* [INSTRUCTIONS FOR THE TASK]: Here are records with pictures in them. Copy all of them exactly and leave the pictures out.

* [EXERCISE INPUT]:
################

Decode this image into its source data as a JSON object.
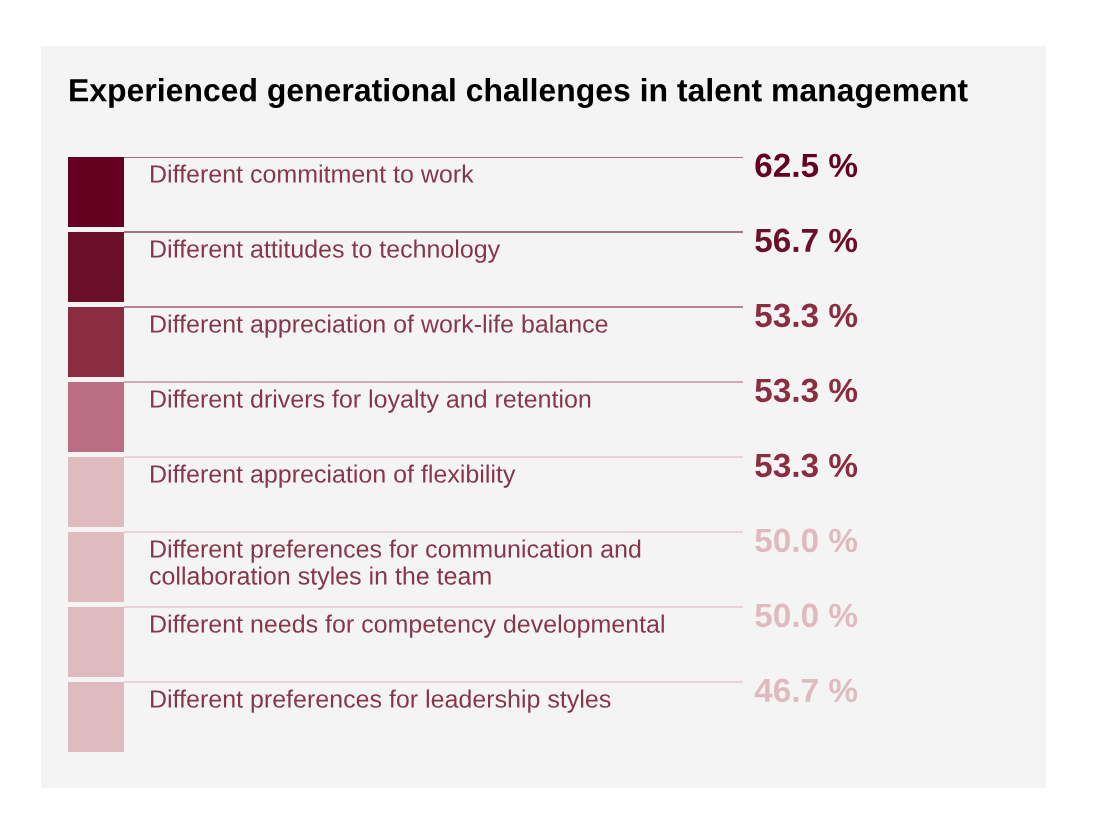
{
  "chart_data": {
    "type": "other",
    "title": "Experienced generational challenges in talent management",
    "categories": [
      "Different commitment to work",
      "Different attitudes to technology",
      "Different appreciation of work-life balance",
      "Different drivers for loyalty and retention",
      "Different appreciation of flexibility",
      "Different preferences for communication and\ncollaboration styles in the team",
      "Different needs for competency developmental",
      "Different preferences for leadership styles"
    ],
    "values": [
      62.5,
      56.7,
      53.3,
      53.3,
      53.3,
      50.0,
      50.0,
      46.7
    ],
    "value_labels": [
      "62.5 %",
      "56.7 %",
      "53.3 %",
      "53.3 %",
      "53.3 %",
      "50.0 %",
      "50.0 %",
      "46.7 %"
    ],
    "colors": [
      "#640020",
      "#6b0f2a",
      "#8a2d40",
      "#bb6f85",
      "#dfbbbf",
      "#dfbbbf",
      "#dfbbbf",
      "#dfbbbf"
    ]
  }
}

################

* [TASK OUTPUT]:
Decode this image into its source data as a JSON object.
{
  "chart_data": {
    "type": "other",
    "title": "Experienced generational challenges in talent management",
    "categories": [
      "Different commitment to work",
      "Different attitudes to technology",
      "Different appreciation of work-life balance",
      "Different drivers for loyalty and retention",
      "Different appreciation of flexibility",
      "Different preferences for communication and\ncollaboration styles in the team",
      "Different needs for competency developmental",
      "Different preferences for leadership styles"
    ],
    "values": [
      62.5,
      56.7,
      53.3,
      53.3,
      53.3,
      50.0,
      50.0,
      46.7
    ],
    "value_labels": [
      "62.5 %",
      "56.7 %",
      "53.3 %",
      "53.3 %",
      "53.3 %",
      "50.0 %",
      "50.0 %",
      "46.7 %"
    ],
    "colors": [
      "#640020",
      "#6b0f2a",
      "#8a2d40",
      "#bb6f85",
      "#dfbbbf",
      "#dfbbbf",
      "#dfbbbf",
      "#dfbbbf"
    ]
  }
}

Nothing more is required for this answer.